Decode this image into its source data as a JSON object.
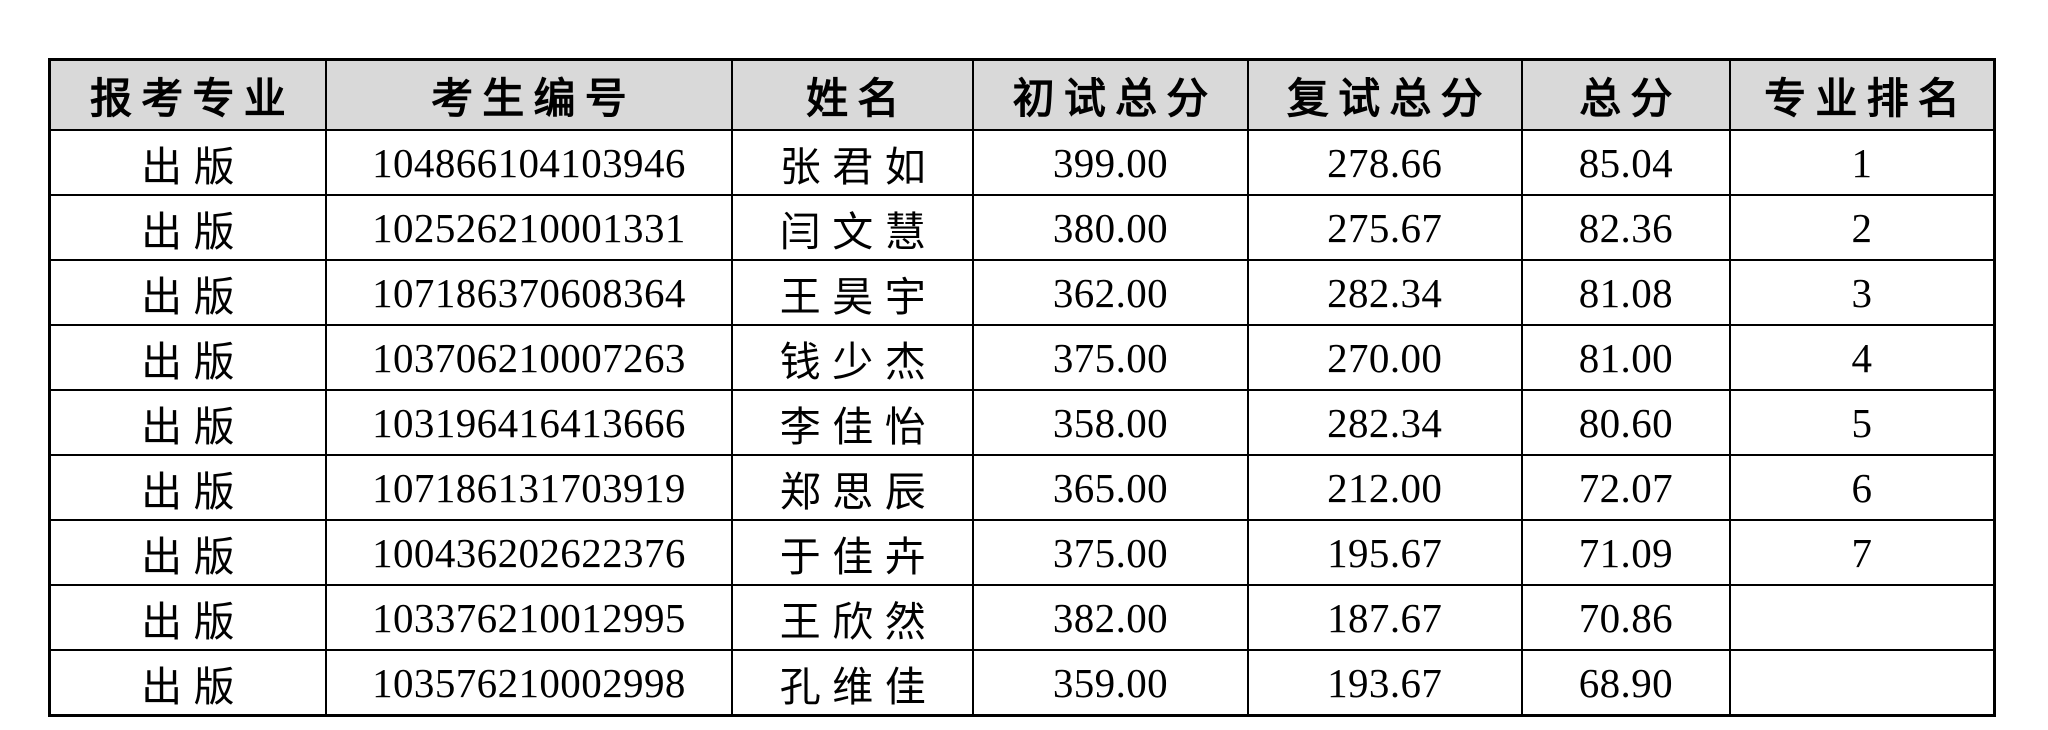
{
  "colors": {
    "page_bg": "#ffffff",
    "header_bg": "#d9d9d9",
    "border": "#000000",
    "text": "#000000"
  },
  "table": {
    "columns": [
      {
        "key": "major",
        "label": "报考专业",
        "cjk": true
      },
      {
        "key": "candidate_id",
        "label": "考生编号",
        "cjk": false
      },
      {
        "key": "name",
        "label": "姓名",
        "cjk": true
      },
      {
        "key": "initial_score",
        "label": "初试总分",
        "cjk": false
      },
      {
        "key": "retest_score",
        "label": "复试总分",
        "cjk": false
      },
      {
        "key": "total_score",
        "label": "总分",
        "cjk": false
      },
      {
        "key": "rank",
        "label": "专业排名",
        "cjk": false
      }
    ],
    "rows": [
      {
        "major": "出版",
        "candidate_id": "104866104103946",
        "name": "张君如",
        "initial_score": "399.00",
        "retest_score": "278.66",
        "total_score": "85.04",
        "rank": "1"
      },
      {
        "major": "出版",
        "candidate_id": "102526210001331",
        "name": "闫文慧",
        "initial_score": "380.00",
        "retest_score": "275.67",
        "total_score": "82.36",
        "rank": "2"
      },
      {
        "major": "出版",
        "candidate_id": "107186370608364",
        "name": "王昊宇",
        "initial_score": "362.00",
        "retest_score": "282.34",
        "total_score": "81.08",
        "rank": "3"
      },
      {
        "major": "出版",
        "candidate_id": "103706210007263",
        "name": "钱少杰",
        "initial_score": "375.00",
        "retest_score": "270.00",
        "total_score": "81.00",
        "rank": "4"
      },
      {
        "major": "出版",
        "candidate_id": "103196416413666",
        "name": "李佳怡",
        "initial_score": "358.00",
        "retest_score": "282.34",
        "total_score": "80.60",
        "rank": "5"
      },
      {
        "major": "出版",
        "candidate_id": "107186131703919",
        "name": "郑思辰",
        "initial_score": "365.00",
        "retest_score": "212.00",
        "total_score": "72.07",
        "rank": "6"
      },
      {
        "major": "出版",
        "candidate_id": "100436202622376",
        "name": "于佳卉",
        "initial_score": "375.00",
        "retest_score": "195.67",
        "total_score": "71.09",
        "rank": "7"
      },
      {
        "major": "出版",
        "candidate_id": "103376210012995",
        "name": "王欣然",
        "initial_score": "382.00",
        "retest_score": "187.67",
        "total_score": "70.86",
        "rank": ""
      },
      {
        "major": "出版",
        "candidate_id": "103576210002998",
        "name": "孔维佳",
        "initial_score": "359.00",
        "retest_score": "193.67",
        "total_score": "68.90",
        "rank": ""
      }
    ]
  }
}
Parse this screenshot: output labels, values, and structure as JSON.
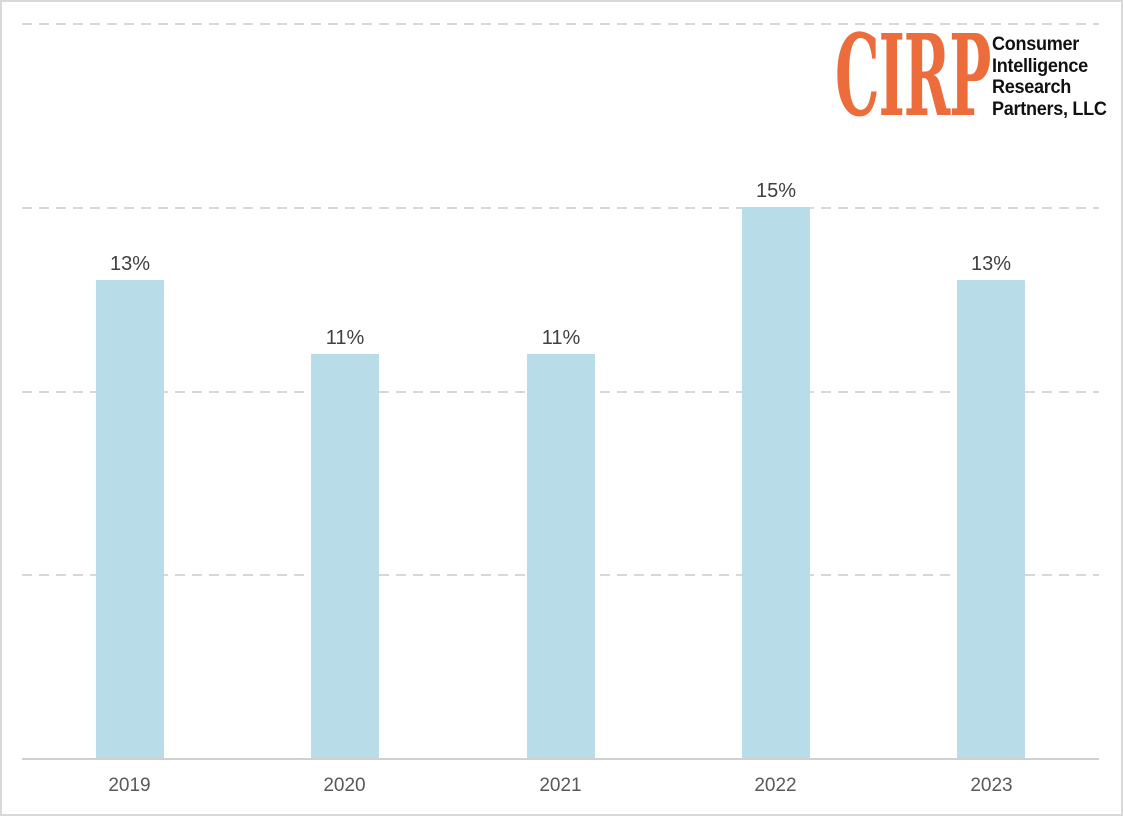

■ ■ ■ ■

• [Requirements]
Copy each line of the entries that includes the word "rank".

• [Result of the task]
        "key": "rank",
        "rank": "1"
        "rank": "2"
        "rank": "3"
        "rank": "4"
        "rank": "5"
        "rank": "6"
        "rank": "7"
        "rank": ""
        "rank": ""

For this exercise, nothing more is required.